* [THE TASK]: Check each line for the word "given" and give how many have it. Say nothing else.

[Entries taken from a collection]
* begin *
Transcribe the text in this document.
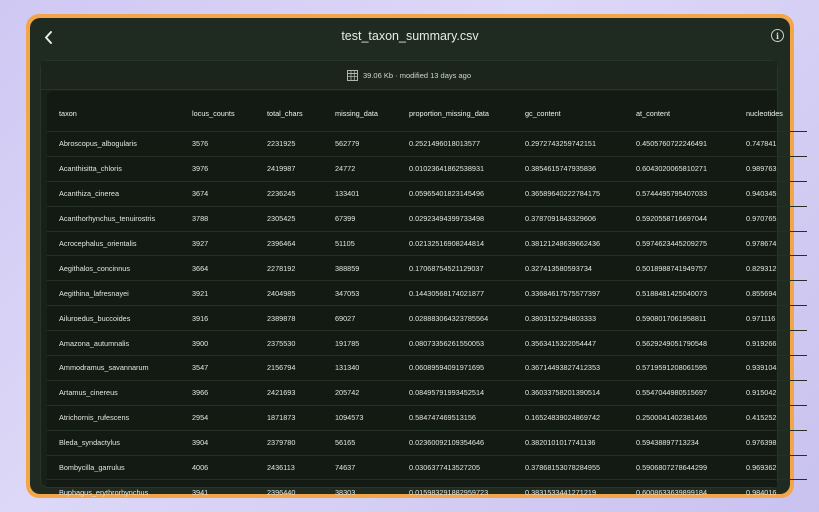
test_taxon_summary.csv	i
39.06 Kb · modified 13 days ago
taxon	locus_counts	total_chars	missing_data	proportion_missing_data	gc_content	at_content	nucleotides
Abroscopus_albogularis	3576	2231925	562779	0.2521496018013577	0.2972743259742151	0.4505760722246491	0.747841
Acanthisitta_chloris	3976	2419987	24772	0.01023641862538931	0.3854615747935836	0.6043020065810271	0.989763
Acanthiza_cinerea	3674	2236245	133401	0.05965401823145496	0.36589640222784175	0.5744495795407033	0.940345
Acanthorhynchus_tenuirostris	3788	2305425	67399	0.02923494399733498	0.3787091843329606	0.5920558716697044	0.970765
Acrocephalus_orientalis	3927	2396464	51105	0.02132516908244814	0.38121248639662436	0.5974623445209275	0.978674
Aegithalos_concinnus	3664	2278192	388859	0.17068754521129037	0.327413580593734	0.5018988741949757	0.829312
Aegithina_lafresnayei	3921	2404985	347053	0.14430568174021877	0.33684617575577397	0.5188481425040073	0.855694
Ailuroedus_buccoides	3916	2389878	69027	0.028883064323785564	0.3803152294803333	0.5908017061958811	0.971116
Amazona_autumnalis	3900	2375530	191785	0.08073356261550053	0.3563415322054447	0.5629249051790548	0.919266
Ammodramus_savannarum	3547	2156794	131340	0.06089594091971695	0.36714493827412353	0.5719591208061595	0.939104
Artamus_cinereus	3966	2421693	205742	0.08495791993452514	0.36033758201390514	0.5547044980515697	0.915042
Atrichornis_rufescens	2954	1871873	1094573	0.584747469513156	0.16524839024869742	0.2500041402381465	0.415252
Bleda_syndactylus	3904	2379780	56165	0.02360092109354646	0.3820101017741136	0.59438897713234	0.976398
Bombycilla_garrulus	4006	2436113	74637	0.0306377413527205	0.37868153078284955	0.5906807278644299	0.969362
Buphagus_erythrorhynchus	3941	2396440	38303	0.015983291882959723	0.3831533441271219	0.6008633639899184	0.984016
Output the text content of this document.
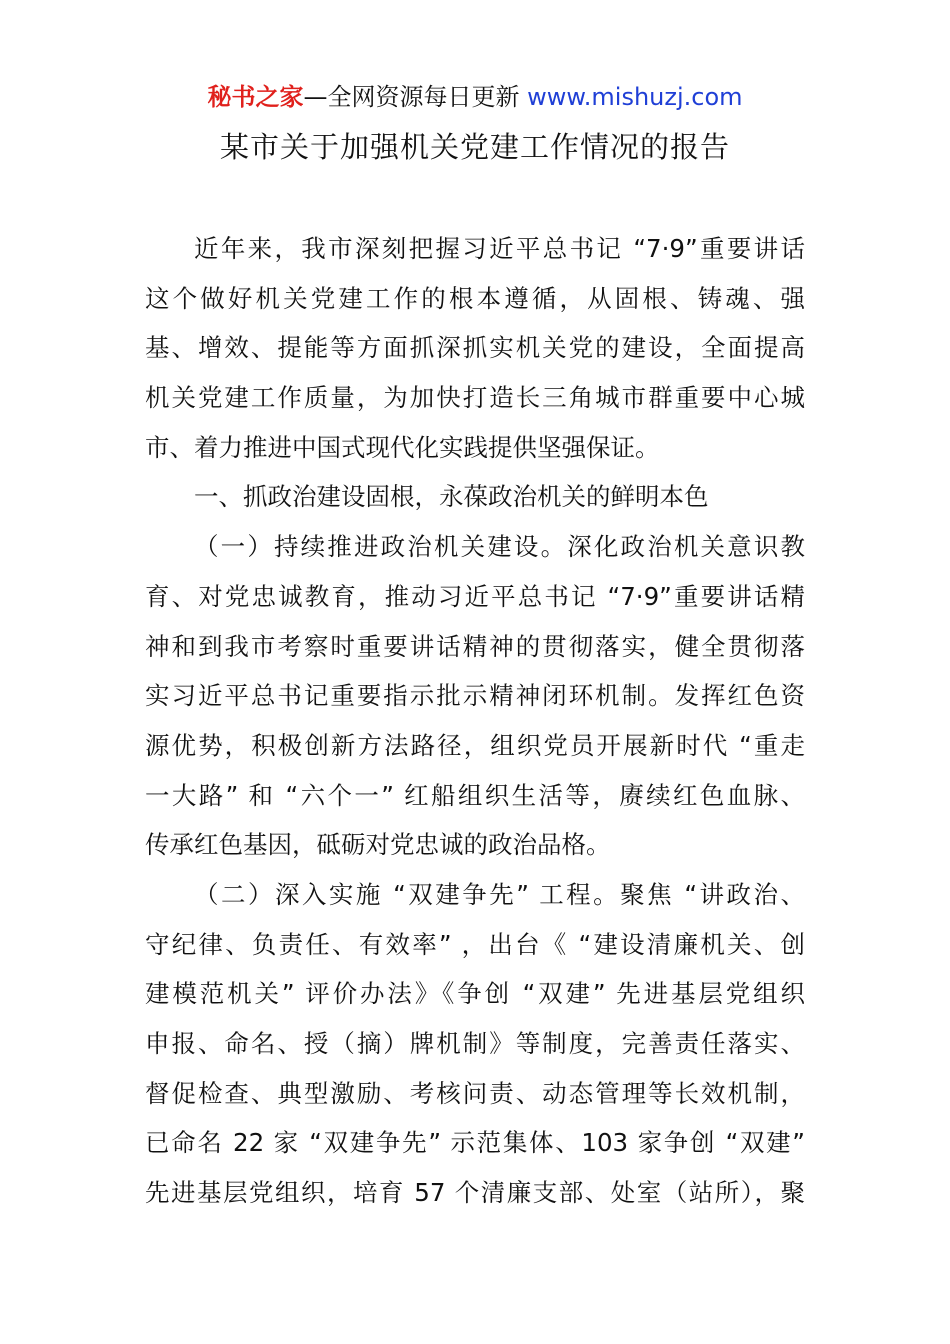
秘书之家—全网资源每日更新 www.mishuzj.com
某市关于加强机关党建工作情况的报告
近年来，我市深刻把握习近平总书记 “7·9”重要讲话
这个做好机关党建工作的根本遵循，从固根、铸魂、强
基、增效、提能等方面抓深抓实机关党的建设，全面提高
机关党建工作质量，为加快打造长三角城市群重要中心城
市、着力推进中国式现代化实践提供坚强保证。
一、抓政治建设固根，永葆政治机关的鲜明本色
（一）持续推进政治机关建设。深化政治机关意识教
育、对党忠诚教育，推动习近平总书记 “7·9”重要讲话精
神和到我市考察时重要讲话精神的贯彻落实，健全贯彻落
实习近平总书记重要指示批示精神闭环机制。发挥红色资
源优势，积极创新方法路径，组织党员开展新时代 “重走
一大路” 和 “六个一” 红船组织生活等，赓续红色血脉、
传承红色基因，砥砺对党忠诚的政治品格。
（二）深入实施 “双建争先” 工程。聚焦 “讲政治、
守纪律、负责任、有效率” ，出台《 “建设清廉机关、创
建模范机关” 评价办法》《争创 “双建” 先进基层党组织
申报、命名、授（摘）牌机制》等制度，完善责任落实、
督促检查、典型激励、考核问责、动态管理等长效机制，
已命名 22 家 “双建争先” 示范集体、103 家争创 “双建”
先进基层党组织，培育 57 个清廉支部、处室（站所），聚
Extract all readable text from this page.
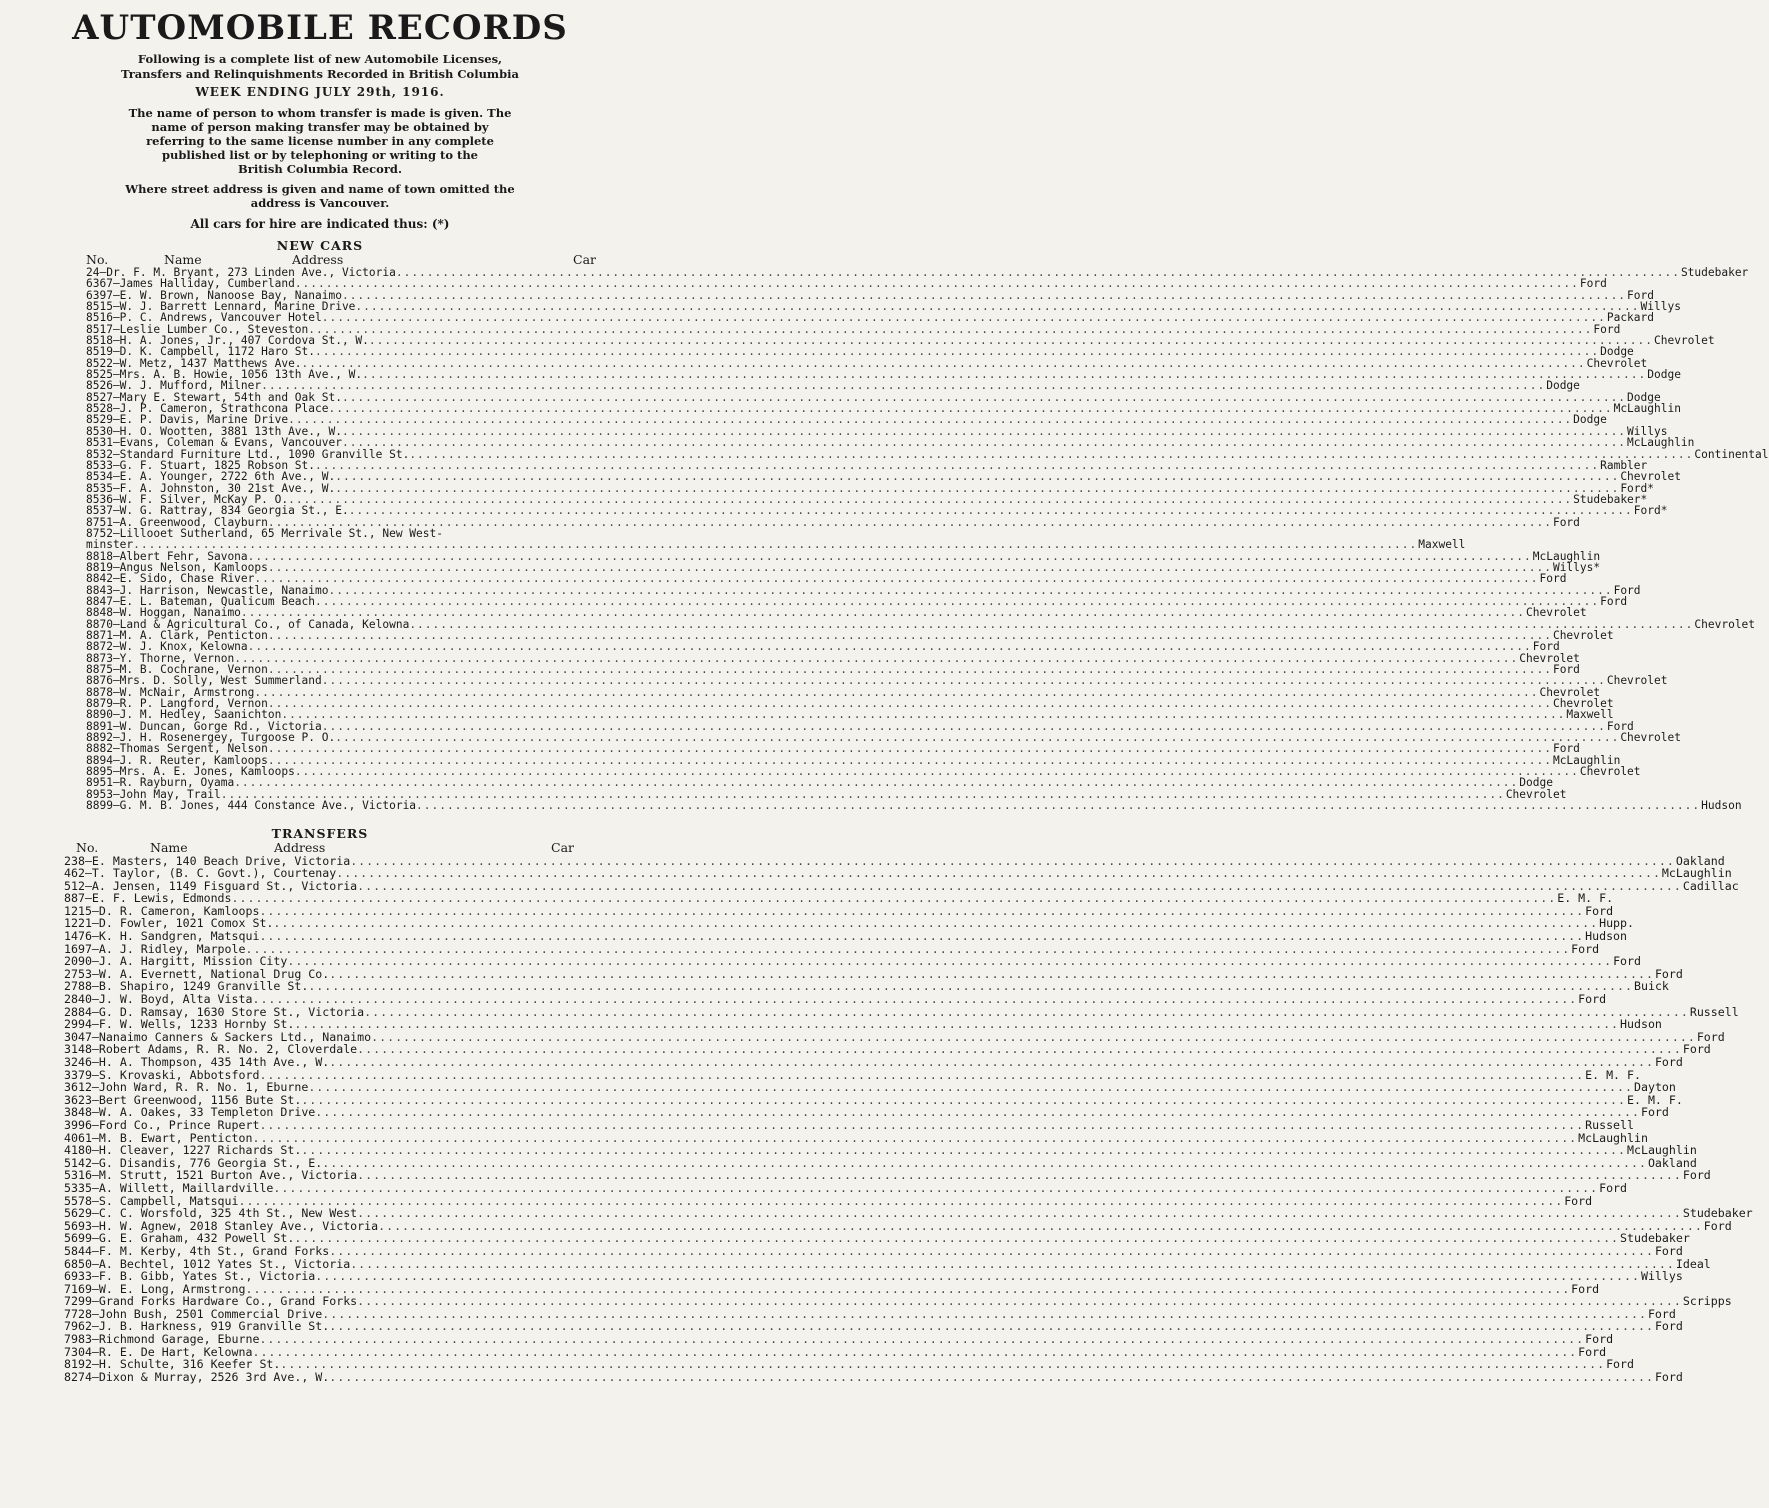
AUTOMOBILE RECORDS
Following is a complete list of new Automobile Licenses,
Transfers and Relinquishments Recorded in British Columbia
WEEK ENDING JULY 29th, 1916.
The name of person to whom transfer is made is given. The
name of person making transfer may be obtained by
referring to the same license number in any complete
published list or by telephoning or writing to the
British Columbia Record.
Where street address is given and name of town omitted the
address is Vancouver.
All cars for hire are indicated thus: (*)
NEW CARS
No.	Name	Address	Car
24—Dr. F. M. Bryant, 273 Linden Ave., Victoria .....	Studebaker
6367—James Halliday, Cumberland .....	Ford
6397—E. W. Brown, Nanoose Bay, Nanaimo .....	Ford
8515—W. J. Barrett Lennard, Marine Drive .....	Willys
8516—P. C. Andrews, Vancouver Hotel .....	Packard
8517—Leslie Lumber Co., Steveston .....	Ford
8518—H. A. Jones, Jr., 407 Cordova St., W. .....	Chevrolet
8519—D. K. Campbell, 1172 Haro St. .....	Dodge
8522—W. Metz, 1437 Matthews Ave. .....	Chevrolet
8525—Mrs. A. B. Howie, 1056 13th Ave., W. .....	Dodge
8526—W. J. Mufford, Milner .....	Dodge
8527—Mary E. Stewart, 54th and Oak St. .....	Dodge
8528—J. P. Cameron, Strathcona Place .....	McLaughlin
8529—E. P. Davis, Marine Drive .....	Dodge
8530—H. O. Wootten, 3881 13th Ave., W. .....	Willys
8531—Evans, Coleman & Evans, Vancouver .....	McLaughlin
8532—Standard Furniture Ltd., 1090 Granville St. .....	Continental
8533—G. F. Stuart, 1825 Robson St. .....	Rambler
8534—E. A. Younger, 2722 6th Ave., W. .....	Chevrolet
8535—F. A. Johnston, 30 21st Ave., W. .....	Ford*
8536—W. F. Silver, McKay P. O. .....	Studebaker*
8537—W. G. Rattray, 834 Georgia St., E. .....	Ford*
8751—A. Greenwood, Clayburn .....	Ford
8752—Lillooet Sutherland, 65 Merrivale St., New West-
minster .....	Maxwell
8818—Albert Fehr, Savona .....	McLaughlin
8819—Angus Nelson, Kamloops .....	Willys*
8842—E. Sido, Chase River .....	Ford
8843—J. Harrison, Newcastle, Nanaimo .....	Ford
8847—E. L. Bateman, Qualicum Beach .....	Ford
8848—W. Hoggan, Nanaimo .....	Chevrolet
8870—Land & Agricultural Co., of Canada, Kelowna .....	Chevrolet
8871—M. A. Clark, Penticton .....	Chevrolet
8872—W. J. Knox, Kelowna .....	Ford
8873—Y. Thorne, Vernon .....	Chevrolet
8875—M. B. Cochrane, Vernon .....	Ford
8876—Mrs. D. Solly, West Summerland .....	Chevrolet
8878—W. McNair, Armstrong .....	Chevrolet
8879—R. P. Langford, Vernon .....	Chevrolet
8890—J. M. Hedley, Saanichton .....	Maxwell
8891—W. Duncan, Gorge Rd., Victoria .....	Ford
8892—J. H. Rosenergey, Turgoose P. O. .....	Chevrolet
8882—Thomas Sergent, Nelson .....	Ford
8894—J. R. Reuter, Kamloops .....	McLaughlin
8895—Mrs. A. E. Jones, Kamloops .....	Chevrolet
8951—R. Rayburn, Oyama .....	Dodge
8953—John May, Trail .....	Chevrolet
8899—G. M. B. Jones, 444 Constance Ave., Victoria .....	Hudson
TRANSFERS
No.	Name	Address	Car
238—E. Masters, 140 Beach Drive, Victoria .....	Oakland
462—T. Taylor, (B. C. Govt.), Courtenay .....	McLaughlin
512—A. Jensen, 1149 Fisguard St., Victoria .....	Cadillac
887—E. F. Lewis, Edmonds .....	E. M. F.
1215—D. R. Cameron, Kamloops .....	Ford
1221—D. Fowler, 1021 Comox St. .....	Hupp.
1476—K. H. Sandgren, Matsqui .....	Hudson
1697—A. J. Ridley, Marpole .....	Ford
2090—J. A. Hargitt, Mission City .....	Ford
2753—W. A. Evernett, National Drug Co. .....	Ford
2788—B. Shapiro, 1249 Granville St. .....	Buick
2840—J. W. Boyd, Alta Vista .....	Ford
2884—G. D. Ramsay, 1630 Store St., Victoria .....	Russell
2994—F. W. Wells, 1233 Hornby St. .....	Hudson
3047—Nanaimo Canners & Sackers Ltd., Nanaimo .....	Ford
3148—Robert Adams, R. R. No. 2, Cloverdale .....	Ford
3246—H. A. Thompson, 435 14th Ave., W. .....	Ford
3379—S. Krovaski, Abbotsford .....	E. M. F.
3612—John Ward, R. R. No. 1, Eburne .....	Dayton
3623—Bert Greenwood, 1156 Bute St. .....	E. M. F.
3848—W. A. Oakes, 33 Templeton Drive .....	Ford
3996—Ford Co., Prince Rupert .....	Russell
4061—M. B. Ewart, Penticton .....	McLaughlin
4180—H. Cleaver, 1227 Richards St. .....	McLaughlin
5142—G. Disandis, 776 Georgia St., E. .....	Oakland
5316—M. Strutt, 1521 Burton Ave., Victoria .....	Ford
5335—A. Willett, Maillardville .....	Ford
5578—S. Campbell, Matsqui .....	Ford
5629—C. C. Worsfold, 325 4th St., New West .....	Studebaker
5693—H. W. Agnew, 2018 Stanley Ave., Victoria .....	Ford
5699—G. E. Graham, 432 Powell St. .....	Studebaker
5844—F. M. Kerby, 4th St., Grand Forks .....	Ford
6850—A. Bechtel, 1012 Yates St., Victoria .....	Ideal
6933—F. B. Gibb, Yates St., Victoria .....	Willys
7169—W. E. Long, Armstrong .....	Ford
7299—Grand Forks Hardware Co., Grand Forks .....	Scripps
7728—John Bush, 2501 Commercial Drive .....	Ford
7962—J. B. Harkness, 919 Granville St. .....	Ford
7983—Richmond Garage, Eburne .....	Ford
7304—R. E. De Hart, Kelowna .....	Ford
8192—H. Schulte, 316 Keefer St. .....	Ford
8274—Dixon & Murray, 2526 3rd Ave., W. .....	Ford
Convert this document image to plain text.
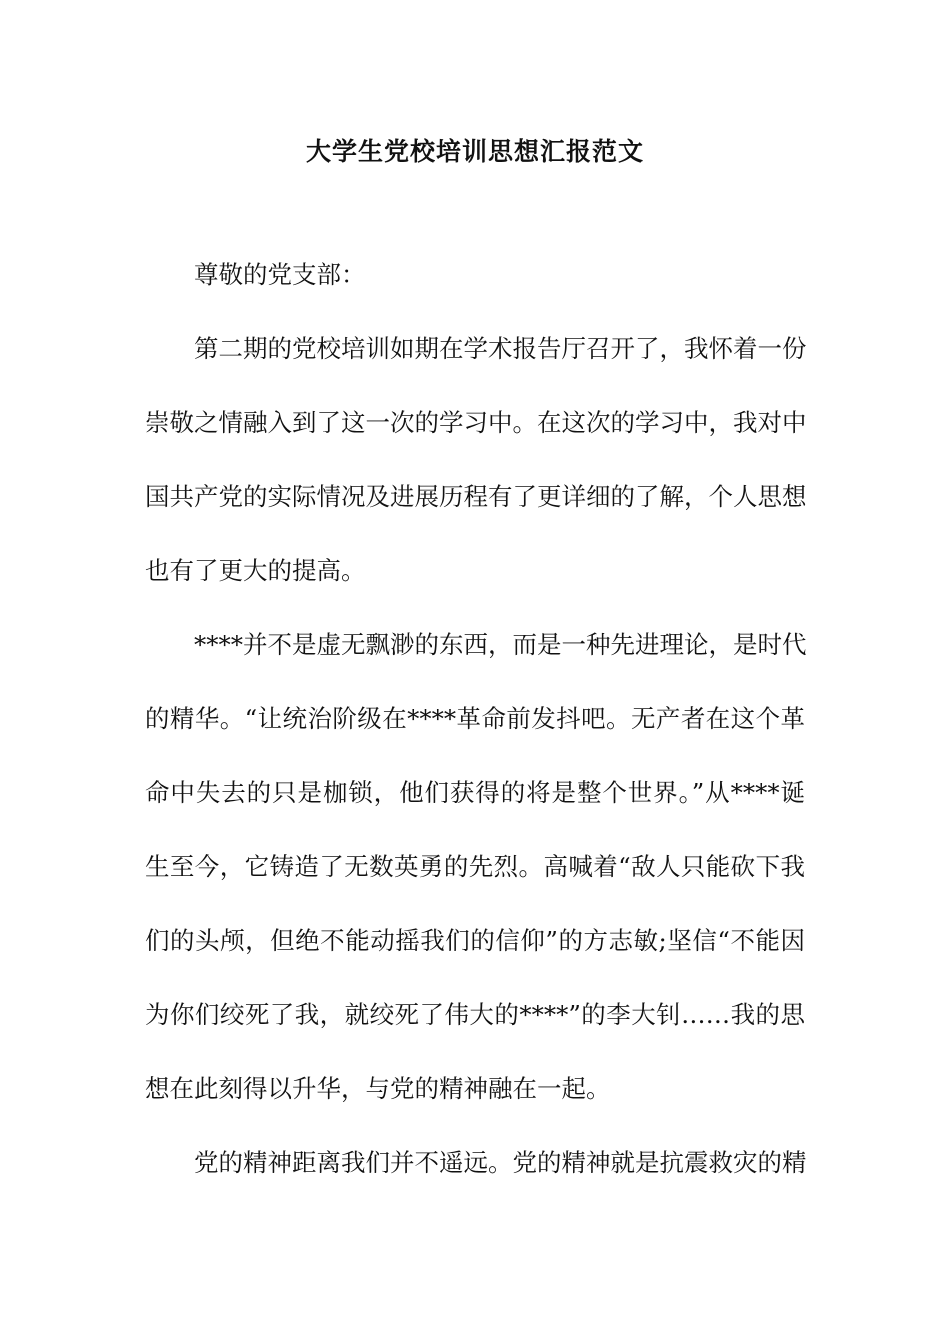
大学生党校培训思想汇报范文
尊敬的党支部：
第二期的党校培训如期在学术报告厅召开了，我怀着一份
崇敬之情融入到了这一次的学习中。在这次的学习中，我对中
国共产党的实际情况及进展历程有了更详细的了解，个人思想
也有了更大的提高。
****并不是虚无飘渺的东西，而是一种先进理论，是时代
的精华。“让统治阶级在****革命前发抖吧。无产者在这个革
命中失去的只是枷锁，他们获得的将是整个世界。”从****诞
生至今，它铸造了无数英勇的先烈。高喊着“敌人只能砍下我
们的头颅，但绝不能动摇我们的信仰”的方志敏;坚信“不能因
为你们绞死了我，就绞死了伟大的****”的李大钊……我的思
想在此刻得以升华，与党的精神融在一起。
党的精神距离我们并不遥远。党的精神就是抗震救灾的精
* end *
* [TASK RESPONSE]: 2